• _TASK REQUIREMENTS_: Write out the whole listing again, exactly.

• _Items from a dataset_:
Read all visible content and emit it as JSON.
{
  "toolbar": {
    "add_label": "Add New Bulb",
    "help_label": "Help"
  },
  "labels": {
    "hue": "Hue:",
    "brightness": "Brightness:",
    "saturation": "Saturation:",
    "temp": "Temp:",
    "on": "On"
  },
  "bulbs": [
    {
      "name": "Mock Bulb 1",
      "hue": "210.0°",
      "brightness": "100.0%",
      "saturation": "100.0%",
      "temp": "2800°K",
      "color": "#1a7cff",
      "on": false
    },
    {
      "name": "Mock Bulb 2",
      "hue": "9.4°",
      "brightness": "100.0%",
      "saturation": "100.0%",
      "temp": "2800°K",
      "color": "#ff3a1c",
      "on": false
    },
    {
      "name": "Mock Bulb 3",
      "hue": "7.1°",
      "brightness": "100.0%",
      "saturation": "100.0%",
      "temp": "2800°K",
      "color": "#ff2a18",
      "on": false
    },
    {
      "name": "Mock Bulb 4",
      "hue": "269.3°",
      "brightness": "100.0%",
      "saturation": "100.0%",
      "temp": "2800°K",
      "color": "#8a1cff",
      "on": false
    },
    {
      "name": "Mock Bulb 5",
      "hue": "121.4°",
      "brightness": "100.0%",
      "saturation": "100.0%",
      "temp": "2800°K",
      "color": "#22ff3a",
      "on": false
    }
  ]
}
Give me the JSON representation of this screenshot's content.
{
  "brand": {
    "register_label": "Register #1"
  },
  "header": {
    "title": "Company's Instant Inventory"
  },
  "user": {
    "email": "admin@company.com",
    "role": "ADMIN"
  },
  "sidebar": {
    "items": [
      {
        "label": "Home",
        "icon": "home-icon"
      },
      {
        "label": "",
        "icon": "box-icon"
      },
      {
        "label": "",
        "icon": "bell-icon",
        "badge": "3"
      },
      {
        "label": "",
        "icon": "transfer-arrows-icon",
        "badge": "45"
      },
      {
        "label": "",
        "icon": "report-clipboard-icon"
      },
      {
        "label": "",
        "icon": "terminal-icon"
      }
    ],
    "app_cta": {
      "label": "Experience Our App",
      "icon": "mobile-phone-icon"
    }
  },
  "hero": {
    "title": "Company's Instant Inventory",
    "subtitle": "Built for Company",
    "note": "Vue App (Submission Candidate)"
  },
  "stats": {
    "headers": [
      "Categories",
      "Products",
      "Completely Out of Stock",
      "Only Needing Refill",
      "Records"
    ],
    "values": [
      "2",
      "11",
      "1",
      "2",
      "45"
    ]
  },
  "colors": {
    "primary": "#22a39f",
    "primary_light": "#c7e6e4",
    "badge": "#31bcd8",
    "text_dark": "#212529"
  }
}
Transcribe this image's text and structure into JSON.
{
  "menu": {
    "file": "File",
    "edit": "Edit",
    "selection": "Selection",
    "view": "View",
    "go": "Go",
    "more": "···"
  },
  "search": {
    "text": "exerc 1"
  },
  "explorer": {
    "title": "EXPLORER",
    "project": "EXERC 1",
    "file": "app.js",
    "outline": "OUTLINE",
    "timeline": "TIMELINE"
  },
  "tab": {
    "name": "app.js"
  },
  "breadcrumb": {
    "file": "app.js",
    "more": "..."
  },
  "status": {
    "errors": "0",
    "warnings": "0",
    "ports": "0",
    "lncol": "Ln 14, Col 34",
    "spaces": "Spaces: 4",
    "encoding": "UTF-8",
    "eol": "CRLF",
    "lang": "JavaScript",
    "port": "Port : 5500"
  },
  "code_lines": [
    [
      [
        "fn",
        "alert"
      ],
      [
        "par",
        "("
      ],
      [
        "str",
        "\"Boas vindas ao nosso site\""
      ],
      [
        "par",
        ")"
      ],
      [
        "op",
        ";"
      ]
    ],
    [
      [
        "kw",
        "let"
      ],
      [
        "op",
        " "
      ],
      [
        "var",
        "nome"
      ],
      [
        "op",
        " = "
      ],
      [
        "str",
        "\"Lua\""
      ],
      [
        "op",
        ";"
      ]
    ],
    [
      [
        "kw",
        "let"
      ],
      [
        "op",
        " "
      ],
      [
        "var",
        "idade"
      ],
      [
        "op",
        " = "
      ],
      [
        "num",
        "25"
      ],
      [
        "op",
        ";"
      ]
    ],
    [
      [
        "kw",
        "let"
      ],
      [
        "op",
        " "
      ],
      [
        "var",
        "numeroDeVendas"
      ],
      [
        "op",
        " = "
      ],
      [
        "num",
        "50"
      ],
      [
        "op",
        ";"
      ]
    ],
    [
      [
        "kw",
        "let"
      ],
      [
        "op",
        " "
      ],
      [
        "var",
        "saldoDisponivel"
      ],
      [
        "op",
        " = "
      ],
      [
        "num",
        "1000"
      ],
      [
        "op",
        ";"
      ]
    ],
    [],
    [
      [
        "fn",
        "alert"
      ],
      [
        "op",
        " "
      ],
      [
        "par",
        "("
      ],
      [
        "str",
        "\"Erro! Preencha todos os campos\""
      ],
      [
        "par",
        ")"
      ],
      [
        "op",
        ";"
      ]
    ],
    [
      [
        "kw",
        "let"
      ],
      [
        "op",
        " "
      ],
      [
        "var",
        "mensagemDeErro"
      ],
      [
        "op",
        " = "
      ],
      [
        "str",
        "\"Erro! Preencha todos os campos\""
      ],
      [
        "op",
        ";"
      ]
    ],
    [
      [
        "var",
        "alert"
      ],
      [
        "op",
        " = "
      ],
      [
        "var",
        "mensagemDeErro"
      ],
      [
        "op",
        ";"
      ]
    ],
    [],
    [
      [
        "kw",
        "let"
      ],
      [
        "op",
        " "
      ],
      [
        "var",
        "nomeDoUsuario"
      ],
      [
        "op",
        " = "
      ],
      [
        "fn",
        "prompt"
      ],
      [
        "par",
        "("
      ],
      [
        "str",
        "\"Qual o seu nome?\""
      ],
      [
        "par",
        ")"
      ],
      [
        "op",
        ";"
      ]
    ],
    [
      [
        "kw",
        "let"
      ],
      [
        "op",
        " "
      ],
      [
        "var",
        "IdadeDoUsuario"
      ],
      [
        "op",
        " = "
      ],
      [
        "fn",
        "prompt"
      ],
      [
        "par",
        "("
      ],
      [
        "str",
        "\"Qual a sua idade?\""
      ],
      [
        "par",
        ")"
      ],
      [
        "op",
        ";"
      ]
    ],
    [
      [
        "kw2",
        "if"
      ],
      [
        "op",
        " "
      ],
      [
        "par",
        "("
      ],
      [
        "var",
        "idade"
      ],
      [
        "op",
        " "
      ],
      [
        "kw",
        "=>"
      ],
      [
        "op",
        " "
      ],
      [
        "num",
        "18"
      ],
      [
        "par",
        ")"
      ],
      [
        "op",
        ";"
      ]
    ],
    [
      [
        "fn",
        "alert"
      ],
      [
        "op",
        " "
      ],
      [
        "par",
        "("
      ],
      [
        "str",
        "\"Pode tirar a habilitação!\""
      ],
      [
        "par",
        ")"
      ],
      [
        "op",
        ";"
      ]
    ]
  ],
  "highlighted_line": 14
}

• _SOLUTION FOR THIS EXERCISE_:
Read all visible content and emit it as JSON.
{
  "toolbar": {
    "add_label": "Add New Bulb",
    "help_label": "Help"
  },
  "labels": {
    "hue": "Hue:",
    "brightness": "Brightness:",
    "saturation": "Saturation:",
    "temp": "Temp:",
    "on": "On"
  },
  "bulbs": [
    {
      "name": "Mock Bulb 1",
      "hue": "210.0°",
      "brightness": "100.0%",
      "saturation": "100.0%",
      "temp": "2800°K",
      "color": "#1a7cff",
      "on": false
    },
    {
      "name": "Mock Bulb 2",
      "hue": "9.4°",
      "brightness": "100.0%",
      "saturation": "100.0%",
      "temp": "2800°K",
      "color": "#ff3a1c",
      "on": false
    },
    {
      "name": "Mock Bulb 3",
      "hue": "7.1°",
      "brightness": "100.0%",
      "saturation": "100.0%",
      "temp": "2800°K",
      "color": "#ff2a18",
      "on": false
    },
    {
      "name": "Mock Bulb 4",
      "hue": "269.3°",
      "brightness": "100.0%",
      "saturation": "100.0%",
      "temp": "2800°K",
      "color": "#8a1cff",
      "on": false
    },
    {
      "name": "Mock Bulb 5",
      "hue": "121.4°",
      "brightness": "100.0%",
      "saturation": "100.0%",
      "temp": "2800°K",
      "color": "#22ff3a",
      "on": false
    }
  ]
}
Give me the JSON representation of this screenshot's content.
{
  "brand": {
    "register_label": "Register #1"
  },
  "header": {
    "title": "Company's Instant Inventory"
  },
  "user": {
    "email": "admin@company.com",
    "role": "ADMIN"
  },
  "sidebar": {
    "items": [
      {
        "label": "Home",
        "icon": "home-icon"
      },
      {
        "label": "",
        "icon": "box-icon"
      },
      {
        "label": "",
        "icon": "bell-icon",
        "badge": "3"
      },
      {
        "label": "",
        "icon": "transfer-arrows-icon",
        "badge": "45"
      },
      {
        "label": "",
        "icon": "report-clipboard-icon"
      },
      {
        "label": "",
        "icon": "terminal-icon"
      }
    ],
    "app_cta": {
      "label": "Experience Our App",
      "icon": "mobile-phone-icon"
    }
  },
  "hero": {
    "title": "Company's Instant Inventory",
    "subtitle": "Built for Company",
    "note": "Vue App (Submission Candidate)"
  },
  "stats": {
    "headers": [
      "Categories",
      "Products",
      "Completely Out of Stock",
      "Only Needing Refill",
      "Records"
    ],
    "values": [
      "2",
      "11",
      "1",
      "2",
      "45"
    ]
  },
  "colors": {
    "primary": "#22a39f",
    "primary_light": "#c7e6e4",
    "badge": "#31bcd8",
    "text_dark": "#212529"
  }
}
Transcribe this image's text and structure into JSON.
{
  "menu": {
    "file": "File",
    "edit": "Edit",
    "selection": "Selection",
    "view": "View",
    "go": "Go",
    "more": "···"
  },
  "search": {
    "text": "exerc 1"
  },
  "explorer": {
    "title": "EXPLORER",
    "project": "EXERC 1",
    "file": "app.js",
    "outline": "OUTLINE",
    "timeline": "TIMELINE"
  },
  "tab": {
    "name": "app.js"
  },
  "breadcrumb": {
    "file": "app.js",
    "more": "..."
  },
  "status": {
    "errors": "0",
    "warnings": "0",
    "ports": "0",
    "lncol": "Ln 14, Col 34",
    "spaces": "Spaces: 4",
    "encoding": "UTF-8",
    "eol": "CRLF",
    "lang": "JavaScript",
    "port": "Port : 5500"
  },
  "code_lines": [
    [
      [
        "fn",
        "alert"
      ],
      [
        "par",
        "("
      ],
      [
        "str",
        "\"Boas vindas ao nosso site\""
      ],
      [
        "par",
        ")"
      ],
      [
        "op",
        ";"
      ]
    ],
    [
      [
        "kw",
        "let"
      ],
      [
        "op",
        " "
      ],
      [
        "var",
        "nome"
      ],
      [
        "op",
        " = "
      ],
      [
        "str",
        "\"Lua\""
      ],
      [
        "op",
        ";"
      ]
    ],
    [
      [
        "kw",
        "let"
      ],
      [
        "op",
        " "
      ],
      [
        "var",
        "idade"
      ],
      [
        "op",
        " = "
      ],
      [
        "num",
        "25"
      ],
      [
        "op",
        ";"
      ]
    ],
    [
      [
        "kw",
        "let"
      ],
      [
        "op",
        " "
      ],
      [
        "var",
        "numeroDeVendas"
      ],
      [
        "op",
        " = "
      ],
      [
        "num",
        "50"
      ],
      [
        "op",
        ";"
      ]
    ],
    [
      [
        "kw",
        "let"
      ],
      [
        "op",
        " "
      ],
      [
        "var",
        "saldoDisponivel"
      ],
      [
        "op",
        " = "
      ],
      [
        "num",
        "1000"
      ],
      [
        "op",
        ";"
      ]
    ],
    [],
    [
      [
        "fn",
        "alert"
      ],
      [
        "op",
        " "
      ],
      [
        "par",
        "("
      ],
      [
        "str",
        "\"Erro! Preencha todos os campos\""
      ],
      [
        "par",
        ")"
      ],
      [
        "op",
        ";"
      ]
    ],
    [
      [
        "kw",
        "let"
      ],
      [
        "op",
        " "
      ],
      [
        "var",
        "mensagemDeErro"
      ],
      [
        "op",
        " = "
      ],
      [
        "str",
        "\"Erro! Preencha todos os campos\""
      ],
      [
        "op",
        ";"
      ]
    ],
    [
      [
        "var",
        "alert"
      ],
      [
        "op",
        " = "
      ],
      [
        "var",
        "mensagemDeErro"
      ],
      [
        "op",
        ";"
      ]
    ],
    [],
    [
      [
        "kw",
        "let"
      ],
      [
        "op",
        " "
      ],
      [
        "var",
        "nomeDoUsuario"
      ],
      [
        "op",
        " = "
      ],
      [
        "fn",
        "prompt"
      ],
      [
        "par",
        "("
      ],
      [
        "str",
        "\"Qual o seu nome?\""
      ],
      [
        "par",
        ")"
      ],
      [
        "op",
        ";"
      ]
    ],
    [
      [
        "kw",
        "let"
      ],
      [
        "op",
        " "
      ],
      [
        "var",
        "IdadeDoUsuario"
      ],
      [
        "op",
        " = "
      ],
      [
        "fn",
        "prompt"
      ],
      [
        "par",
        "("
      ],
      [
        "str",
        "\"Qual a sua idade?\""
      ],
      [
        "par",
        ")"
      ],
      [
        "op",
        ";"
      ]
    ],
    [
      [
        "kw2",
        "if"
      ],
      [
        "op",
        " "
      ],
      [
        "par",
        "("
      ],
      [
        "var",
        "idade"
      ],
      [
        "op",
        " "
      ],
      [
        "kw",
        "=>"
      ],
      [
        "op",
        " "
      ],
      [
        "num",
        "18"
      ],
      [
        "par",
        ")"
      ],
      [
        "op",
        ";"
      ]
    ],
    [
      [
        "fn",
        "alert"
      ],
      [
        "op",
        " "
      ],
      [
        "par",
        "("
      ],
      [
        "str",
        "\"Pode tirar a habilitação!\""
      ],
      [
        "par",
        ")"
      ],
      [
        "op",
        ";"
      ]
    ]
  ],
  "highlighted_line": 14
}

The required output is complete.